**RECORDS FOR THE EXERCISE:**
■ ■ ■ ■ ■ ■ ■

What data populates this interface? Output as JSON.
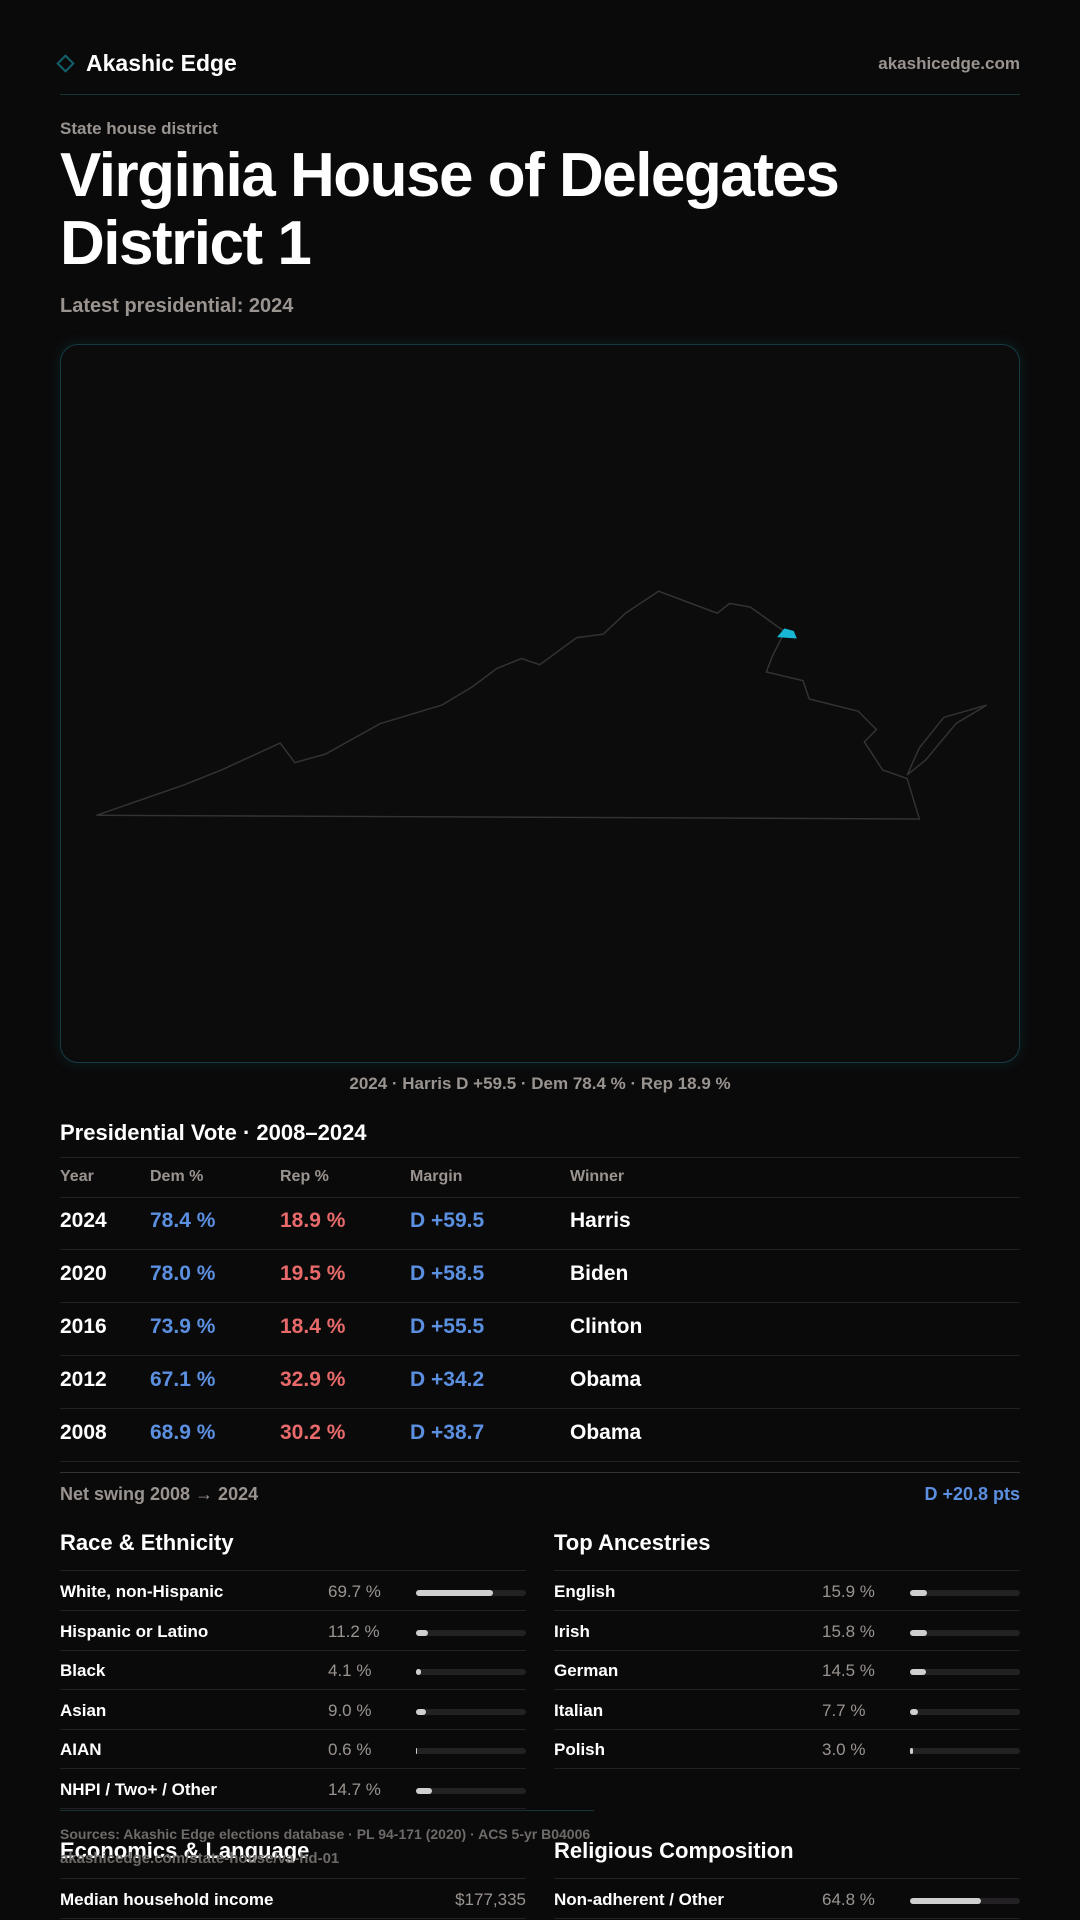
{
  "header": {
    "brand": "Akashic Edge",
    "site": "akashicedge.com"
  },
  "kicker": "State house district",
  "title": "Virginia House of Delegates District 1",
  "subtitle": "Latest presidential: 2024",
  "map_caption": "2024 · Harris D +59.5 · Dem 78.4 % · Rep 18.9 %",
  "presidential": {
    "title": "Presidential Vote · 2008–2024",
    "columns": [
      "Year",
      "Dem %",
      "Rep %",
      "Margin",
      "Winner"
    ],
    "rows": [
      [
        "2024",
        "78.4 %",
        "18.9 %",
        "D +59.5",
        "Harris"
      ],
      [
        "2020",
        "78.0 %",
        "19.5 %",
        "D +58.5",
        "Biden"
      ],
      [
        "2016",
        "73.9 %",
        "18.4 %",
        "D +55.5",
        "Clinton"
      ],
      [
        "2012",
        "67.1 %",
        "32.9 %",
        "D +34.2",
        "Obama"
      ],
      [
        "2008",
        "68.9 %",
        "30.2 %",
        "D +38.7",
        "Obama"
      ]
    ]
  },
  "net_swing": {
    "label": "Net swing 2008 → 2024",
    "value": "D +20.8 pts"
  },
  "race": {
    "title": "Race & Ethnicity",
    "xlim": [
      0,
      100
    ],
    "rows": [
      {
        "label": "White, non-Hispanic",
        "value": 69.7,
        "value_label": "69.7 %"
      },
      {
        "label": "Hispanic or Latino",
        "value": 11.2,
        "value_label": "11.2 %"
      },
      {
        "label": "Black",
        "value": 4.1,
        "value_label": "4.1 %"
      },
      {
        "label": "Asian",
        "value": 9.0,
        "value_label": "9.0 %"
      },
      {
        "label": "AIAN",
        "value": 0.6,
        "value_label": "0.6 %"
      },
      {
        "label": "NHPI / Two+ / Other",
        "value": 14.7,
        "value_label": "14.7 %"
      }
    ]
  },
  "ancestries": {
    "title": "Top Ancestries",
    "xlim": [
      0,
      100
    ],
    "rows": [
      {
        "label": "English",
        "value": 15.9,
        "value_label": "15.9 %"
      },
      {
        "label": "Irish",
        "value": 15.8,
        "value_label": "15.8 %"
      },
      {
        "label": "German",
        "value": 14.5,
        "value_label": "14.5 %"
      },
      {
        "label": "Italian",
        "value": 7.7,
        "value_label": "7.7 %"
      },
      {
        "label": "Polish",
        "value": 3.0,
        "value_label": "3.0 %"
      }
    ]
  },
  "footer": {
    "sources": "Sources: Akashic Edge elections database · PL 94-171 (2020) · ACS 5-yr B04006",
    "url": "akashicedge.com/state-house/va-hd-01"
  },
  "economics": {
    "title": "Economics & Language",
    "rows": [
      {
        "label": "Median household income",
        "value": "$177,335"
      }
    ]
  },
  "religion": {
    "title": "Religious Composition",
    "xlim": [
      0,
      100
    ],
    "rows": [
      {
        "label": "Non-adherent / Other",
        "value": 64.8,
        "value_label": "64.8 %"
      }
    ]
  }
}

■ ■ ■ ■ ■ ■ ■

**EXERCISE PROMPT:**
Transcribe the records word for word and include no pictures.

**FULL RESPONSE:**
What data populates this interface? Output as JSON.
{
  "header": {
    "brand": "Akashic Edge",
    "site": "akashicedge.com"
  },
  "kicker": "State house district",
  "title": "Virginia House of Delegates District 1",
  "subtitle": "Latest presidential: 2024",
  "map_caption": "2024 · Harris D +59.5 · Dem 78.4 % · Rep 18.9 %",
  "presidential": {
    "title": "Presidential Vote · 2008–2024",
    "columns": [
      "Year",
      "Dem %",
      "Rep %",
      "Margin",
      "Winner"
    ],
    "rows": [
      [
        "2024",
        "78.4 %",
        "18.9 %",
        "D +59.5",
        "Harris"
      ],
      [
        "2020",
        "78.0 %",
        "19.5 %",
        "D +58.5",
        "Biden"
      ],
      [
        "2016",
        "73.9 %",
        "18.4 %",
        "D +55.5",
        "Clinton"
      ],
      [
        "2012",
        "67.1 %",
        "32.9 %",
        "D +34.2",
        "Obama"
      ],
      [
        "2008",
        "68.9 %",
        "30.2 %",
        "D +38.7",
        "Obama"
      ]
    ]
  },
  "net_swing": {
    "label": "Net swing 2008 → 2024",
    "value": "D +20.8 pts"
  },
  "race": {
    "title": "Race & Ethnicity",
    "xlim": [
      0,
      100
    ],
    "rows": [
      {
        "label": "White, non-Hispanic",
        "value": 69.7,
        "value_label": "69.7 %"
      },
      {
        "label": "Hispanic or Latino",
        "value": 11.2,
        "value_label": "11.2 %"
      },
      {
        "label": "Black",
        "value": 4.1,
        "value_label": "4.1 %"
      },
      {
        "label": "Asian",
        "value": 9.0,
        "value_label": "9.0 %"
      },
      {
        "label": "AIAN",
        "value": 0.6,
        "value_label": "0.6 %"
      },
      {
        "label": "NHPI / Two+ / Other",
        "value": 14.7,
        "value_label": "14.7 %"
      }
    ]
  },
  "ancestries": {
    "title": "Top Ancestries",
    "xlim": [
      0,
      100
    ],
    "rows": [
      {
        "label": "English",
        "value": 15.9,
        "value_label": "15.9 %"
      },
      {
        "label": "Irish",
        "value": 15.8,
        "value_label": "15.8 %"
      },
      {
        "label": "German",
        "value": 14.5,
        "value_label": "14.5 %"
      },
      {
        "label": "Italian",
        "value": 7.7,
        "value_label": "7.7 %"
      },
      {
        "label": "Polish",
        "value": 3.0,
        "value_label": "3.0 %"
      }
    ]
  },
  "footer": {
    "sources": "Sources: Akashic Edge elections database · PL 94-171 (2020) · ACS 5-yr B04006",
    "url": "akashicedge.com/state-house/va-hd-01"
  },
  "economics": {
    "title": "Economics & Language",
    "rows": [
      {
        "label": "Median household income",
        "value": "$177,335"
      }
    ]
  },
  "religion": {
    "title": "Religious Composition",
    "xlim": [
      0,
      100
    ],
    "rows": [
      {
        "label": "Non-adherent / Other",
        "value": 64.8,
        "value_label": "64.8 %"
      }
    ]
  }
}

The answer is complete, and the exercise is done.